Below are some entries. Work out how many of their lines hold the word "this", and write that number alone.

─── PROVIDED INFORMATION ───

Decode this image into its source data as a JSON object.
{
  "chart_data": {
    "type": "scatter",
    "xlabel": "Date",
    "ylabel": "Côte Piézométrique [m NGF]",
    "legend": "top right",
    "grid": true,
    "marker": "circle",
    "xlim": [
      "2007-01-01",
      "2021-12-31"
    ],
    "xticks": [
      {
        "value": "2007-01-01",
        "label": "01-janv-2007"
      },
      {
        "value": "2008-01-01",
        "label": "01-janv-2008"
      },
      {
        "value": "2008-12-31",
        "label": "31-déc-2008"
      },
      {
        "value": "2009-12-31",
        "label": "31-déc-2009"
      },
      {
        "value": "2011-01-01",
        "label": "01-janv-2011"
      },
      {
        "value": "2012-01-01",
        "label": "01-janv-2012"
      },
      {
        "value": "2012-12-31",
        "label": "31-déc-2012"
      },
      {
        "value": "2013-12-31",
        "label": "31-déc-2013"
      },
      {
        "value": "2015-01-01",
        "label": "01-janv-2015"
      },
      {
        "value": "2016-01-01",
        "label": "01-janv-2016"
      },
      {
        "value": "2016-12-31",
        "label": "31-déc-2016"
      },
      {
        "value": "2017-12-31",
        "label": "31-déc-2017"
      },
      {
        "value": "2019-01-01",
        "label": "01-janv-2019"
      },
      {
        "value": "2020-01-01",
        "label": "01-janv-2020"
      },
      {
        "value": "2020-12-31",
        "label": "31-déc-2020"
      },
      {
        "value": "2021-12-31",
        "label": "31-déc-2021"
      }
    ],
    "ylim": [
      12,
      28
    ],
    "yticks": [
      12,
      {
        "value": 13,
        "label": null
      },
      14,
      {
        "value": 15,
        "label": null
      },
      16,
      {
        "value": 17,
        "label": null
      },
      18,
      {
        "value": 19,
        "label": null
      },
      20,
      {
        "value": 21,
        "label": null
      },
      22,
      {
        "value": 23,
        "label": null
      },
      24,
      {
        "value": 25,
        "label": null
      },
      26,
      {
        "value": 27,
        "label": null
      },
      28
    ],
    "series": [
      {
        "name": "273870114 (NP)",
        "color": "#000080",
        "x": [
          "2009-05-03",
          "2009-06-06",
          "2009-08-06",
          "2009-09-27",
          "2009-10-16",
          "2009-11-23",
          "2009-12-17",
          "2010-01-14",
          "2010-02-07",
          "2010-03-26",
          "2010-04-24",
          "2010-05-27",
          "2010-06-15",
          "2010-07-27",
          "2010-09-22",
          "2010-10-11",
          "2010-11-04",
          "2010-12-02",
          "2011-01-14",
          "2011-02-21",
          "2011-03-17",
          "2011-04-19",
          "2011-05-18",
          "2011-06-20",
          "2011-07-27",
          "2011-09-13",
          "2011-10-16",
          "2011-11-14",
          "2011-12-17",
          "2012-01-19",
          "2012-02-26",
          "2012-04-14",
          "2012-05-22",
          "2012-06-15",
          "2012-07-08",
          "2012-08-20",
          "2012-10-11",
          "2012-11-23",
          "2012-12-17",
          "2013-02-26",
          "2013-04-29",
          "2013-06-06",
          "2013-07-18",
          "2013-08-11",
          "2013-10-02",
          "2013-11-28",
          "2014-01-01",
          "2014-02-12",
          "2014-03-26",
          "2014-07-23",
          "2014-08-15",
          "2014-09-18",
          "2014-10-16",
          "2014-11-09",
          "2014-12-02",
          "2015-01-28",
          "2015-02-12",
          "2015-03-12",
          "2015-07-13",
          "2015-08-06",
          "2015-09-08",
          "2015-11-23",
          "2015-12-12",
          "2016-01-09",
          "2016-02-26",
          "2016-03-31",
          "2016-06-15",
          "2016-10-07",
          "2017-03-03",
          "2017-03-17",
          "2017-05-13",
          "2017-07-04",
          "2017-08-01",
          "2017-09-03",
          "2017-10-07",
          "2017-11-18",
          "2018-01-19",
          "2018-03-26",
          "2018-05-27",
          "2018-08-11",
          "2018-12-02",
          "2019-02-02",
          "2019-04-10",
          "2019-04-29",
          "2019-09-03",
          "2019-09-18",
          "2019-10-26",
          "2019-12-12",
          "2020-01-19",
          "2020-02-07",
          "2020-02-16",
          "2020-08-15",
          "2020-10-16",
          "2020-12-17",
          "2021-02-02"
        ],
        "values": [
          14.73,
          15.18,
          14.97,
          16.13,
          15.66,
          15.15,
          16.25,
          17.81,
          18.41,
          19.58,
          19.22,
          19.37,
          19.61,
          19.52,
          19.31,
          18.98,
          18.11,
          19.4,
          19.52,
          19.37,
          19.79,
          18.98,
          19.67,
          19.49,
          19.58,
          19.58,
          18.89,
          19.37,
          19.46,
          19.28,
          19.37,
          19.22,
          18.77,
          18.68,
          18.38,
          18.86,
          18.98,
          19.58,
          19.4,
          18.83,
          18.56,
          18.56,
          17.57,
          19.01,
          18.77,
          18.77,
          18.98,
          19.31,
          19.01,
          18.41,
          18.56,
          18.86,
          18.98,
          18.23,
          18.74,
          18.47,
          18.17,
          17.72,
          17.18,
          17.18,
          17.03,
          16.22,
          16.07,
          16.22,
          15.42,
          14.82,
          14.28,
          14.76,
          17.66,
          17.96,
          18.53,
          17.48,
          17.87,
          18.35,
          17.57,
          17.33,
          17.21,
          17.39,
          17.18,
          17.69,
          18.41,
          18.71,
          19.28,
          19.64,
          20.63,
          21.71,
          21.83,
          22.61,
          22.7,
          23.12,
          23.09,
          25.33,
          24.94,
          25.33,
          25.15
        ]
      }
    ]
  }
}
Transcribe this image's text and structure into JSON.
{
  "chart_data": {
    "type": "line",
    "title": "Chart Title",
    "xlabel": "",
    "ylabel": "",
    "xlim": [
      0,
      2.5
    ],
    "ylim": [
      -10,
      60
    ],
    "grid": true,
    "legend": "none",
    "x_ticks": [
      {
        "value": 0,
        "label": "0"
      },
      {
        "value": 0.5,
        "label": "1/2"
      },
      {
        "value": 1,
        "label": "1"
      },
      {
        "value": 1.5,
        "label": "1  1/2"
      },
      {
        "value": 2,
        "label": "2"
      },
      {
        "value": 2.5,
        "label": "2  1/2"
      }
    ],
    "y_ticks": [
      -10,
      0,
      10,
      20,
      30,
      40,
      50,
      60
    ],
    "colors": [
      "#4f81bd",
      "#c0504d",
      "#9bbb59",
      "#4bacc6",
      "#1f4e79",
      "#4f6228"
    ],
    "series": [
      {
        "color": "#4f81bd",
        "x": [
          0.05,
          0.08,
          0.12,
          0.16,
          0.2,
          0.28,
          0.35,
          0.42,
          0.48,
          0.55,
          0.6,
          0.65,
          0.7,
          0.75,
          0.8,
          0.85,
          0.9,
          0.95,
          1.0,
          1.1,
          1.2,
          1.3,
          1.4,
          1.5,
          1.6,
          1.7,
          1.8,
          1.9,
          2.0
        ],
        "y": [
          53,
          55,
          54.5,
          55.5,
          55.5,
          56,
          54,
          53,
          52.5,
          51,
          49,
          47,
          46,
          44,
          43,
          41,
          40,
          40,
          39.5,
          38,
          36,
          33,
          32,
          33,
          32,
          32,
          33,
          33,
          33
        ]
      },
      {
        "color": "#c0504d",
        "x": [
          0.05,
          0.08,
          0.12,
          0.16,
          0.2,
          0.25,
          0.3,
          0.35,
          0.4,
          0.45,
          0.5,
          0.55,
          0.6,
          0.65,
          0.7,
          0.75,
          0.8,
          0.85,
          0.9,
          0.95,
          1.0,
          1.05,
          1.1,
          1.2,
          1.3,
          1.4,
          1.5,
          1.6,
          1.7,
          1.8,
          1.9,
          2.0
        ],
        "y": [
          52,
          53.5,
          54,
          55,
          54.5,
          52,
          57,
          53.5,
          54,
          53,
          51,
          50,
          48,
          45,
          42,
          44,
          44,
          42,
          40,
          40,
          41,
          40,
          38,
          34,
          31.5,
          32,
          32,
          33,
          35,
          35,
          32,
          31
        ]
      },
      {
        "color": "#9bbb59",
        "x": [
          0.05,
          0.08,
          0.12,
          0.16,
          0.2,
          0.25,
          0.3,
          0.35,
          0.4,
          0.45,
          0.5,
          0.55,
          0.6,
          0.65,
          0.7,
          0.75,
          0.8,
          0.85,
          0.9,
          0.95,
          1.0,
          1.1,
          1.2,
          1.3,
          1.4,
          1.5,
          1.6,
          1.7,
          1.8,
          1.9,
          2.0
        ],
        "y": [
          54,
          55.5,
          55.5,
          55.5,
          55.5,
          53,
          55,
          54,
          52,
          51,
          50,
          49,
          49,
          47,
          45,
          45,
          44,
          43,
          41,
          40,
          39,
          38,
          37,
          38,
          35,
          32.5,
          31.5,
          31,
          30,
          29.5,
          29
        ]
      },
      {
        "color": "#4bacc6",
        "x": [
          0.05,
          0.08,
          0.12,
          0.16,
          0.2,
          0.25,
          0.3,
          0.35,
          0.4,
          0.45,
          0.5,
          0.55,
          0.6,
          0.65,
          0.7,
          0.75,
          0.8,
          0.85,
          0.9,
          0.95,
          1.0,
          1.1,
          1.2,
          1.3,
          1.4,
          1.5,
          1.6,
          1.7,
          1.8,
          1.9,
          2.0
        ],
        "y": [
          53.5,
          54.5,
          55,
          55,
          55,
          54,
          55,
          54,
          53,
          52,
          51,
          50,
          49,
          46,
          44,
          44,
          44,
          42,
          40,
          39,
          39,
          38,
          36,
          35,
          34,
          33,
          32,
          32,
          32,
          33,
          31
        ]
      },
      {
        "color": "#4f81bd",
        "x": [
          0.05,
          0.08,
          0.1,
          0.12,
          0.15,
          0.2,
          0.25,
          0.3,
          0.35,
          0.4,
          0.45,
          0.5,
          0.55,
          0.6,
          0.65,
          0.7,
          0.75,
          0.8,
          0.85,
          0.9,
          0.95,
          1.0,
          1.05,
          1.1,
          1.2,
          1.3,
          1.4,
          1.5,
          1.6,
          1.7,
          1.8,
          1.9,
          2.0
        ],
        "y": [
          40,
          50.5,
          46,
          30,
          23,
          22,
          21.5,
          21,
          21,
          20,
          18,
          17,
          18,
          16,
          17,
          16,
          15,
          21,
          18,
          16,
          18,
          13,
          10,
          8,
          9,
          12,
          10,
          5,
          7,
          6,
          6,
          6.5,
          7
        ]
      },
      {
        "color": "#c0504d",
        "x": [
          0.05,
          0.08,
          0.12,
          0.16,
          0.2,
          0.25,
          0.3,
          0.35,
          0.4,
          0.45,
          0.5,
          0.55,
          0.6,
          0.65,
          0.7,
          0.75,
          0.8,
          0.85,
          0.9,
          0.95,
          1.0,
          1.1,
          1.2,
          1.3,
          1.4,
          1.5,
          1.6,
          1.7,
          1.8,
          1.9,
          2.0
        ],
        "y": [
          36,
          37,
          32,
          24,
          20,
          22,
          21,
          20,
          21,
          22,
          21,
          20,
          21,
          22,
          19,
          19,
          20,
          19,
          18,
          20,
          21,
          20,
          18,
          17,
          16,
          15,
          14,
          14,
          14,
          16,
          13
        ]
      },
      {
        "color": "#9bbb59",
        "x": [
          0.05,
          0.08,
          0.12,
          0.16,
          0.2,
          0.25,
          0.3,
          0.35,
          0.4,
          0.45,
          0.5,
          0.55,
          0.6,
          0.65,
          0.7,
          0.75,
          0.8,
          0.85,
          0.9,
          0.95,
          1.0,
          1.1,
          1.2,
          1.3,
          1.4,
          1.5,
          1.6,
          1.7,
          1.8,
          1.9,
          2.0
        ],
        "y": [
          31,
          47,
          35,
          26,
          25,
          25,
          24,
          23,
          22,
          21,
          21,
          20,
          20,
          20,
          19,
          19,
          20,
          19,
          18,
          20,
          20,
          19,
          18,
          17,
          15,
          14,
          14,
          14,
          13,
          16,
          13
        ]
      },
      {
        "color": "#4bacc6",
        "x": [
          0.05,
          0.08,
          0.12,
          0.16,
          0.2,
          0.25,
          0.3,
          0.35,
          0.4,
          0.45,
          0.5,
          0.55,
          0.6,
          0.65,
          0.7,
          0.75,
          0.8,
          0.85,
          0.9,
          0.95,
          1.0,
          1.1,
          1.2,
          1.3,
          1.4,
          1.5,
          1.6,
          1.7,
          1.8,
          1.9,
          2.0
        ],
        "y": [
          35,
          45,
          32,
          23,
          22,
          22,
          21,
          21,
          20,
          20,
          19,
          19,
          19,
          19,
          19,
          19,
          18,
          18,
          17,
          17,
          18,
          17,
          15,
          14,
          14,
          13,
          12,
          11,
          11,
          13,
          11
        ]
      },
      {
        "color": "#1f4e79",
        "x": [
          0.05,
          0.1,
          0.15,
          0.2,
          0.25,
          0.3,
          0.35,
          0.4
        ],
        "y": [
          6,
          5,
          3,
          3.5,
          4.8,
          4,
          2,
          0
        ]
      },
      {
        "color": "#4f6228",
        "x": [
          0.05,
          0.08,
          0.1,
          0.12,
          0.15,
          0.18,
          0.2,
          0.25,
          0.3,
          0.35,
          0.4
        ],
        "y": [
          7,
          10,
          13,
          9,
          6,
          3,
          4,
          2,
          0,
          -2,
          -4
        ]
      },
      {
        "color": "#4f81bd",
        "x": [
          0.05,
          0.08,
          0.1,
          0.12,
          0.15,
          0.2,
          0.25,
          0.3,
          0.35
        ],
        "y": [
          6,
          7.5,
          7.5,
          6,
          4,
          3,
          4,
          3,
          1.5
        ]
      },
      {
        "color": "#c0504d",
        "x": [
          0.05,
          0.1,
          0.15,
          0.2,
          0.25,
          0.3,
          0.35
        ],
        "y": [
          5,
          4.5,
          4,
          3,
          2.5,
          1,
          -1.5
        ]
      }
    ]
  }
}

───

▶ _THE REPLY_: 2